» **Data supplied**
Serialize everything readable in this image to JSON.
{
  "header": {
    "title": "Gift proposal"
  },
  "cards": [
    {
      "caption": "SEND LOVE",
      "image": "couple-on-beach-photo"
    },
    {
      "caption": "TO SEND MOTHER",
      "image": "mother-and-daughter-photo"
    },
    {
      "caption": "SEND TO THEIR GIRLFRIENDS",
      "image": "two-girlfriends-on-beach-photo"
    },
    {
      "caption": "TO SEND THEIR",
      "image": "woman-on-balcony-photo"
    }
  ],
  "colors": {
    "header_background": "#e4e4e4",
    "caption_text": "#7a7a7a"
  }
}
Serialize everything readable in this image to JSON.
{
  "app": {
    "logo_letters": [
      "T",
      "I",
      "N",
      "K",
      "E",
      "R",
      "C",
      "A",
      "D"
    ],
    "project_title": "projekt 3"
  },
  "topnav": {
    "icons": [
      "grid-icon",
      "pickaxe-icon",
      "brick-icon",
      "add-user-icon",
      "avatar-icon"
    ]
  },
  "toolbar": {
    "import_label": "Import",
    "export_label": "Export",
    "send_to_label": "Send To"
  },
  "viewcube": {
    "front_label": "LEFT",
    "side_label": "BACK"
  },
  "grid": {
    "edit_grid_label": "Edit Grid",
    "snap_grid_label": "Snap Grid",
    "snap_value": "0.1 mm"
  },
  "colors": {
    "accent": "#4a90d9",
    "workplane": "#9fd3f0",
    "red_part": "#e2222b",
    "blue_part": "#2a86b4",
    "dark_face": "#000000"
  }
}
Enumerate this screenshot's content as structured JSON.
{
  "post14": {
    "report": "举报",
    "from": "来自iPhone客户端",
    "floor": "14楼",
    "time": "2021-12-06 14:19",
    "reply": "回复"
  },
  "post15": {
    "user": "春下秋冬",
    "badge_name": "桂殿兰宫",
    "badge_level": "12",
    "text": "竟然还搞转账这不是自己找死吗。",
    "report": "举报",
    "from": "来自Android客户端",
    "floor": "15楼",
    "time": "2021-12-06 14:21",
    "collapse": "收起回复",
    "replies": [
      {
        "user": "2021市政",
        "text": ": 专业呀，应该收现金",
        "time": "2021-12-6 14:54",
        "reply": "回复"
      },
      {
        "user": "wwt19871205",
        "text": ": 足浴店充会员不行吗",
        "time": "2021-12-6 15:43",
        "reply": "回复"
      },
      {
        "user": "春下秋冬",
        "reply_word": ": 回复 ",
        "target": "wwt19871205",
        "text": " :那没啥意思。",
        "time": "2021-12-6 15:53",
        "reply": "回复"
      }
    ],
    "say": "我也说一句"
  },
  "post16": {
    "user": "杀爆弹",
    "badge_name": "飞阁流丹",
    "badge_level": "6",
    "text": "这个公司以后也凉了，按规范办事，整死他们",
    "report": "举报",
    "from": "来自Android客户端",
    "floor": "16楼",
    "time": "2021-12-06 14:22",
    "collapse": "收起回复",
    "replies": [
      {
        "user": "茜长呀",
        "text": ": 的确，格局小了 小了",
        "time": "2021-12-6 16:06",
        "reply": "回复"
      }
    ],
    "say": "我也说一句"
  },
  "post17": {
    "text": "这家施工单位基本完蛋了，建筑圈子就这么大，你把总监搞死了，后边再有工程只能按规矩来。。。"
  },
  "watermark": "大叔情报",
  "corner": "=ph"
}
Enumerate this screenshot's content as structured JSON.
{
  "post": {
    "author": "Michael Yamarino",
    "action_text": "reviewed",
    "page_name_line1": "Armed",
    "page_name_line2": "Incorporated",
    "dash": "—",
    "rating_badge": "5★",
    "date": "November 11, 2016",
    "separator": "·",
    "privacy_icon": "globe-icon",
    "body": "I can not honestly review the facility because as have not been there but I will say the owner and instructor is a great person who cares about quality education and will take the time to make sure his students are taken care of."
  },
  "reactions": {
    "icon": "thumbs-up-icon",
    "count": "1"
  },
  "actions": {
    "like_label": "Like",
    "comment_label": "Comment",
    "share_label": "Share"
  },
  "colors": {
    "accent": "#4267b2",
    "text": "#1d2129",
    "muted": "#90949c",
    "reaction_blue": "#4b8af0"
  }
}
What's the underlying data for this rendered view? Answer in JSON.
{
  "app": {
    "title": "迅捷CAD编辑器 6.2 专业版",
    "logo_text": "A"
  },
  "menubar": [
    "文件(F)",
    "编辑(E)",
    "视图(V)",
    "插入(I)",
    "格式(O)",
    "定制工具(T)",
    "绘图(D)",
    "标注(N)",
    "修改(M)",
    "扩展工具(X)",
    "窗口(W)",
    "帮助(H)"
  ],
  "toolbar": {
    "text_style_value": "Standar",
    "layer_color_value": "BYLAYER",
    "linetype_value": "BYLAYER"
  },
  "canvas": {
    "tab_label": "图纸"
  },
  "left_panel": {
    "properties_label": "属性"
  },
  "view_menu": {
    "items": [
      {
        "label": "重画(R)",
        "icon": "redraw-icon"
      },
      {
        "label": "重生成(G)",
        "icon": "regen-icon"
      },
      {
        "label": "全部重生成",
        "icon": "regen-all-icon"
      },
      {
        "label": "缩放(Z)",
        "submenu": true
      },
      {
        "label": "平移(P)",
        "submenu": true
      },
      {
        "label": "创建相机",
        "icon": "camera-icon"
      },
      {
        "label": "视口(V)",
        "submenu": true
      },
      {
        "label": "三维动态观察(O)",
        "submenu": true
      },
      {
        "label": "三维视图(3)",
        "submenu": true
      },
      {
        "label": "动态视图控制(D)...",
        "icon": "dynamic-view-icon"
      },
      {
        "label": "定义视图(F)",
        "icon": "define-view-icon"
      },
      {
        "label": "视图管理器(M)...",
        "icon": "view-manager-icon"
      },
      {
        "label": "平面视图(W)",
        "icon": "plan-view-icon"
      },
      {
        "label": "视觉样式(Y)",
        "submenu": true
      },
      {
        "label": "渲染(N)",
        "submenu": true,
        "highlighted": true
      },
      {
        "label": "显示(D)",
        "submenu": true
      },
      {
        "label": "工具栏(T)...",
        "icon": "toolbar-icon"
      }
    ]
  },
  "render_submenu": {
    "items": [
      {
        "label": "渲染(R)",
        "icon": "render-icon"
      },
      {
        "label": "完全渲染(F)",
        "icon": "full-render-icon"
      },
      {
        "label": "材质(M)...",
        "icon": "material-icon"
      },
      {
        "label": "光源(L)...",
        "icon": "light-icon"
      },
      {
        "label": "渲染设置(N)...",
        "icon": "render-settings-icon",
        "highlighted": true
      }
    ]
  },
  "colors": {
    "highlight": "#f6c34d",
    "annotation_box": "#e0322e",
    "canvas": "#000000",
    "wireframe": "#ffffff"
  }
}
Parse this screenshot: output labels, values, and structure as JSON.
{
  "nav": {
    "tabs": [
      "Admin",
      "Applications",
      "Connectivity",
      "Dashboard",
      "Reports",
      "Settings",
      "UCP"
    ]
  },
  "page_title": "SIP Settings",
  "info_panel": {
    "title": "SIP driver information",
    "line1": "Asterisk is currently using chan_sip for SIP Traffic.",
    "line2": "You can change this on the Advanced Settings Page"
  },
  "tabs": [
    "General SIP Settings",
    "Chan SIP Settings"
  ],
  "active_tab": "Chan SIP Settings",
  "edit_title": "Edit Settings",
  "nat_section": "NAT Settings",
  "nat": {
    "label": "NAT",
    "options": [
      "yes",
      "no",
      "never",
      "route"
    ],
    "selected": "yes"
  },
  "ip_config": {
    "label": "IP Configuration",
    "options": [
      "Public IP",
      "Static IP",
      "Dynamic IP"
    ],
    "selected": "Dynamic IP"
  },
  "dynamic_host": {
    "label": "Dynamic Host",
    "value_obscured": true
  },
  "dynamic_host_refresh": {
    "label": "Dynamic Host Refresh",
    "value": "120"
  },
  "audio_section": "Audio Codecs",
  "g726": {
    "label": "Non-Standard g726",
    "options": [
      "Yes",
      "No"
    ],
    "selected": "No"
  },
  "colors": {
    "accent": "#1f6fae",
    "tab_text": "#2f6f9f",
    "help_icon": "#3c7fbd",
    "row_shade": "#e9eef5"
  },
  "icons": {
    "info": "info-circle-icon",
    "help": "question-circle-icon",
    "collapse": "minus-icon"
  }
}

» **Written task**
How many of the lines above include the string "Edit"? Reply with the number by itself.

» **Correct answer**
2